▸ Goal
Copy all lines in which the word "name" can be found.
## Begin Records for processing
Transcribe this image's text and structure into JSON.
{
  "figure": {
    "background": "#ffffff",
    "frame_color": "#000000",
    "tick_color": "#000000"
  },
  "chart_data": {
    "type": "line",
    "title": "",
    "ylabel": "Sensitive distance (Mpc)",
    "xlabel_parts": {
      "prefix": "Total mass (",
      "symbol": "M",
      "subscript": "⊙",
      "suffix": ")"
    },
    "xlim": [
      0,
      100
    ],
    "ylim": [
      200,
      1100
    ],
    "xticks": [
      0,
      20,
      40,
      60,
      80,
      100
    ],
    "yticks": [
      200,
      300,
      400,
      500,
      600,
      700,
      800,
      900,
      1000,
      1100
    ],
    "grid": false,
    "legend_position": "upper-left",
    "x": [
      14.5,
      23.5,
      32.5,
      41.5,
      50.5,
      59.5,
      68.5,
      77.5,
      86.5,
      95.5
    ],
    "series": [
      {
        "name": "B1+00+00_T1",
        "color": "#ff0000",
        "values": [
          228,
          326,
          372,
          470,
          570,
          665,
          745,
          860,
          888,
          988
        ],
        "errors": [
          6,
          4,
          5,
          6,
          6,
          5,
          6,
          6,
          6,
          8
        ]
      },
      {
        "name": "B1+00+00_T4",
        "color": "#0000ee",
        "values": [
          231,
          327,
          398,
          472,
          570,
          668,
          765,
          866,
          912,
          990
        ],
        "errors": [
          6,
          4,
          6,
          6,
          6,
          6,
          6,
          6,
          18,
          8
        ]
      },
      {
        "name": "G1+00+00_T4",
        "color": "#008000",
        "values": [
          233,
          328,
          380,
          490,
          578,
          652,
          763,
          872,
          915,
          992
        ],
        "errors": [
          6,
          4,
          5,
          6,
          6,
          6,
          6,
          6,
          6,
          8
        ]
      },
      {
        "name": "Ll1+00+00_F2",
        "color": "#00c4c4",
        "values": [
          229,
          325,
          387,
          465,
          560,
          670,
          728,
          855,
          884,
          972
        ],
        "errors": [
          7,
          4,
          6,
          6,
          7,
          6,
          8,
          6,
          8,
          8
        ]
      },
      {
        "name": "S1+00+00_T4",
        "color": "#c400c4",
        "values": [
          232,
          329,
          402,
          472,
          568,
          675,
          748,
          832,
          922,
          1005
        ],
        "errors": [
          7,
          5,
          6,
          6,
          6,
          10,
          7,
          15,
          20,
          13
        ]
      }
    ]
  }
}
## End Records for processing
▸ Solution for this problem
        "name": "B1+00+00_T1",
        "name": "B1+00+00_T4",
        "name": "G1+00+00_T4",
        "name": "Ll1+00+00_F2",
        "name": "S1+00+00_T4",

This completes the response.